- _Action item 1_: In the DVD card text, which company released the first DVD cards in 2004?
- _Action item 2_: Return a passage from the DVD card text word for word, starting at the words "Since 2004, the" and ending after "of digital content.".
- _Action item 3_: Resume the article on DVD cards, picking up after its last sentence.

A DVD card, also called Business Card DVD, is a DVD with the size and shape of a business card. Much like a traditional DVD, is an optical based media whose primary function is DVD-video playback and data storage. In the mid-late 2000s, the DVD card format has been used in the retail market to distribute sports and entertainment titles. However, leveraging its affinity with business, loyalty and payment cards, the DVD Card has also been used for promotional and marketing purposes.

A DVD card contains data accessible by a computer, DVD player, PlayStation, Xbox, and most other devices that have the ability to read digital video disc (DVD) technology. Content on the card may range from movies and music to interactive games. When used in a computer, the software on the card may connect to the Internet and drive traffic to web sites or pull information from online databases.

== The seating device ==
DVD cards are both Windows and Macintosh compatible, but can only be played in a computer with a DVD-ROM tray or drawer. DVD cards may also be played in standard DVD players. The cards play in these machines by utilizing a seating device on the data side. There are two dominant seating devices currently used by DVD card manufacturers, the Plateau and the Ridge.

== History ==
DVD cards first appeared in 2004 when Serious USA, Inc. released a 10 card set of Manchester United DVD Cards. Each card featured a specific player and carried video highlights from that player's previous season. Each subsequent year through 2007, Serious USA, Inc. released a new set of Manchester United DVD cards. Various promotional DVD Cards have been used in direct mail, magazines, VIP passes, and event giveaways to promote various products and services.

== Innovations ==

Since 2004, the DVD card has undergone a significant innovation and has appeared in retailers such as Circuit City and Best Buy as a DVD Gift Card. As opposed to traditional DVD technology, the DVD Gift Card is less than 1 mm thick and carries a magnetic stripe used to activate and redeem the Card's value. The Card is the same size as a credit card, 85 mm × 54 mm, and carries up to 160 MB of digital content.

[Stored data entries]
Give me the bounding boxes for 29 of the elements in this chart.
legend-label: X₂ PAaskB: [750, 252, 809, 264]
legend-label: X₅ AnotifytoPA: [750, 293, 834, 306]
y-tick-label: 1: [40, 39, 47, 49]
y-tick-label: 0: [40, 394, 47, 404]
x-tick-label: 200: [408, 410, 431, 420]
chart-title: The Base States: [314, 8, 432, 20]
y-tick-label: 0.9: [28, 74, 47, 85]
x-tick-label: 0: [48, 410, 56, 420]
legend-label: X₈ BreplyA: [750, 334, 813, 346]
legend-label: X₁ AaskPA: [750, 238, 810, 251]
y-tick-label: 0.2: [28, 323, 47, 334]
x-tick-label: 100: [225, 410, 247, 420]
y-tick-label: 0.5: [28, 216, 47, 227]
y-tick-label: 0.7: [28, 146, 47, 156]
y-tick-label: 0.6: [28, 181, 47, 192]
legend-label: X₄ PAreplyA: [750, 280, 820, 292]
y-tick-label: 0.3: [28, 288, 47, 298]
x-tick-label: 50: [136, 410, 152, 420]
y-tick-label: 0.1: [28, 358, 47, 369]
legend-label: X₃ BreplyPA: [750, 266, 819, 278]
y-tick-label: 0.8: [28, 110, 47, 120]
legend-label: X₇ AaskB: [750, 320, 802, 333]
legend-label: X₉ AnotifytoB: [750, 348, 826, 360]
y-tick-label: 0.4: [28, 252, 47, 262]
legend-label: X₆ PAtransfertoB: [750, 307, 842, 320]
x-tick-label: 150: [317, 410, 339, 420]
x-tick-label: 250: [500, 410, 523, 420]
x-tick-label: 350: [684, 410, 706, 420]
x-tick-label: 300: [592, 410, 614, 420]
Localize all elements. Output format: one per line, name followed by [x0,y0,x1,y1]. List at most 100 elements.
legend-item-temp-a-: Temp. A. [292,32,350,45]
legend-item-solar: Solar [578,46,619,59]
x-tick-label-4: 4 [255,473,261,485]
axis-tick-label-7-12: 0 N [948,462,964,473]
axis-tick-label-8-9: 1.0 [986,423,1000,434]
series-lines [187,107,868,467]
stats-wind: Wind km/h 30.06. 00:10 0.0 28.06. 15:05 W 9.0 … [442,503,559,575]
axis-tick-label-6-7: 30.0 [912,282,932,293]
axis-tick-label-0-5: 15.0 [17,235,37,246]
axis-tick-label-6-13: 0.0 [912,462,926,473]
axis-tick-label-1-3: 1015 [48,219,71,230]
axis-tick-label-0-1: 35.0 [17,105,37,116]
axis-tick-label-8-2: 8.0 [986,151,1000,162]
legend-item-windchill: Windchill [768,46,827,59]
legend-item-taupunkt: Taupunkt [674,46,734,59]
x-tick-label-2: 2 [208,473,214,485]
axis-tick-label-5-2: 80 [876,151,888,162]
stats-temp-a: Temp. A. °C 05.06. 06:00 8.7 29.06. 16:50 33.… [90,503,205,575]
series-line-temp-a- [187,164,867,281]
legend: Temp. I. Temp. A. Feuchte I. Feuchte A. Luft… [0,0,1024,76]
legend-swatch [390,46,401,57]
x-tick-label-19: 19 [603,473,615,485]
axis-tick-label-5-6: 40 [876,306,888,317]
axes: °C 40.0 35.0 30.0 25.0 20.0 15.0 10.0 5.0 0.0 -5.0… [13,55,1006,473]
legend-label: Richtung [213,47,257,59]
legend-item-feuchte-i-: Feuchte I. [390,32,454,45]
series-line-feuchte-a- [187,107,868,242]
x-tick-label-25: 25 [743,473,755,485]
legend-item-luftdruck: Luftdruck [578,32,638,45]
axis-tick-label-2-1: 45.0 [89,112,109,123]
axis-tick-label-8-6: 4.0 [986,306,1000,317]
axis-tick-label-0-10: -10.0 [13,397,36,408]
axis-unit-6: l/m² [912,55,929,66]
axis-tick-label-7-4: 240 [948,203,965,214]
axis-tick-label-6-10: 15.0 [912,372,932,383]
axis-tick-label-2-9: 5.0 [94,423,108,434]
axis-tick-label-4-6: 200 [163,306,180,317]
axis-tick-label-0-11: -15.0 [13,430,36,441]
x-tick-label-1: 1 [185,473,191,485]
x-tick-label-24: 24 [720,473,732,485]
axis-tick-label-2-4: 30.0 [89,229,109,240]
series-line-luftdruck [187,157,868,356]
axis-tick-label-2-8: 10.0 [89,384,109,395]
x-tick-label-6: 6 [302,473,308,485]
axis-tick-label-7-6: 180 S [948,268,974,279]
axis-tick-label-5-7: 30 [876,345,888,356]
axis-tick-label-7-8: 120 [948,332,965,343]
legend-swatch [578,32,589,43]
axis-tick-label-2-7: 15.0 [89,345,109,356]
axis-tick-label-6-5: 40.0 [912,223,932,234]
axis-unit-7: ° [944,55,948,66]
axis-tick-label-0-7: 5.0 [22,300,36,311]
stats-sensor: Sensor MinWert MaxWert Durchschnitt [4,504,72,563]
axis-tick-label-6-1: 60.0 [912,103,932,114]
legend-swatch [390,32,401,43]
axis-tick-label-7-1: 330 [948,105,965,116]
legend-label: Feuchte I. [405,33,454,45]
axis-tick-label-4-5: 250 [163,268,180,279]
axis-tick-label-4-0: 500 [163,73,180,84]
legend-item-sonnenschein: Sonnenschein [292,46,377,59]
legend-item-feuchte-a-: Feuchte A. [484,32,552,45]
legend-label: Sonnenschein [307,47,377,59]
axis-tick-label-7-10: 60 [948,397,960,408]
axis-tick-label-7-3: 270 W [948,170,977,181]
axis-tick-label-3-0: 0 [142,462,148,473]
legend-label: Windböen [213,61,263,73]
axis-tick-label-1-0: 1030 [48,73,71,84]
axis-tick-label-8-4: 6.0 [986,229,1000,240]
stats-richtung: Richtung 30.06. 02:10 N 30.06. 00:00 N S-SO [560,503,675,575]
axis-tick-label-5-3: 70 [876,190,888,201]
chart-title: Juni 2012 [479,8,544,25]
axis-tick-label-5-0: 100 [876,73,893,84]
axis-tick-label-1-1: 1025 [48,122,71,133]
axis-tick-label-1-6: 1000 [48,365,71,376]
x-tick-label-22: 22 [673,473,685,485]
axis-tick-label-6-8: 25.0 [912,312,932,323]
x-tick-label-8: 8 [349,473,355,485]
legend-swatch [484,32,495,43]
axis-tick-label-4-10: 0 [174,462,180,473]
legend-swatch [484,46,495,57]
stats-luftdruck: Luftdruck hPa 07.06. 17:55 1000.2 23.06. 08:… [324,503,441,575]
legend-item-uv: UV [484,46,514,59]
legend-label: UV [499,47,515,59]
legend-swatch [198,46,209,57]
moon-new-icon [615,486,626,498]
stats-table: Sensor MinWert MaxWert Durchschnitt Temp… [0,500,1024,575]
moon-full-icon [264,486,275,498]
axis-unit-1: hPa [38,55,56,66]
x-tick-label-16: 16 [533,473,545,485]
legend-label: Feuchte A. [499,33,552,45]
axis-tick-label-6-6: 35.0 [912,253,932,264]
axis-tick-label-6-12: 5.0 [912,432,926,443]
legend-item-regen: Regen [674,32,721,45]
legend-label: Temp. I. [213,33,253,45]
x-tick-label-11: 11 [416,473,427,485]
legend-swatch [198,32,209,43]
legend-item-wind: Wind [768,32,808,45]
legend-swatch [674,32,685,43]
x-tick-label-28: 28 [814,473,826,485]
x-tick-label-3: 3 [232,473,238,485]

- _Final answer 1_: Serious USA, Inc.

- _Final answer 2_:
Since 2004, the DVD card has undergone a significant innovation and has appeared in retailers such as Circuit City and Best Buy as a DVD Gift Card. As opposed to traditional DVD technology, the DVD Gift Card is less than 1 mm thick and carries a magnetic stripe used to activate and redeem the Card's value. The Card is the same size as a credit card, 85 mm × 54 mm, and carries up to 160 MB of digital content.

- _Final answer 3_:
In December 2004, Interactive Card Solutions, now iActivecard LLC, was formed to exclusively create and set the standards for the interactive gift card market. The founders, Cory Perkins and Casey Archer, which helped create the Best Buy / Disney gift card, pursued a strategy to create a series of DVD gift cards first with additional applications as:

1. Insurance Cards
2. Coupon Cards
3. Hotel Room Keys
4. Loyalty Cards
5. Frequent Flier Cards
6. Payroll Cards and more

The interactive gift card is the result of years of proprietary development and combines separate industries including Optical Media Manufacturing, Card Personalization, Interactive Marketing and Software Development. Several patents protecting the iActivecard include U.S. patents #6,597,653, #6,484,940, #7,080,783, #6,747,930 B1, 7,308,696 B2, #6,510,124 B1, and #6,762,988. iActivecard LLC has developed a contactless interactive transaction card which combines RFID technology embedded in a DVD as another alternative to a plastic card.

Another participant in the interactive gift card, Serious USA, Inc., filed for bankruptcy on October 9, 2009. A May 22, 2008 lawsuit vs. Interactive Cards Solutions was dismissed with prejudice on December 18, 2008(4). Iactivecard LLC licensed nine Serious USA, Inc. patents in January 2009 prior to Serious' bankruptcy filing.

== Shape, size and capacity ==
There are two shapes:
- Rectangular. This DVD card is called rectangle DVD.
- Oval. This Business Card DVD is called oval DVD.

The capacity is variable, related to the shape and the changeable size:
- The rectangular Business Card DVD can have a capacity of 330 MB on a size of 85 mm x 58 mm or of 86mm x 61mm. It can also own 570 MB on 85 mm x 64 mm.
- The oval DVD card can have 330 MB on 80 mm x 61 mm. It can also own 335 MB on 80 mm x 60 mm. Besides, it may have 620 MB on 80 mm x 66 mm.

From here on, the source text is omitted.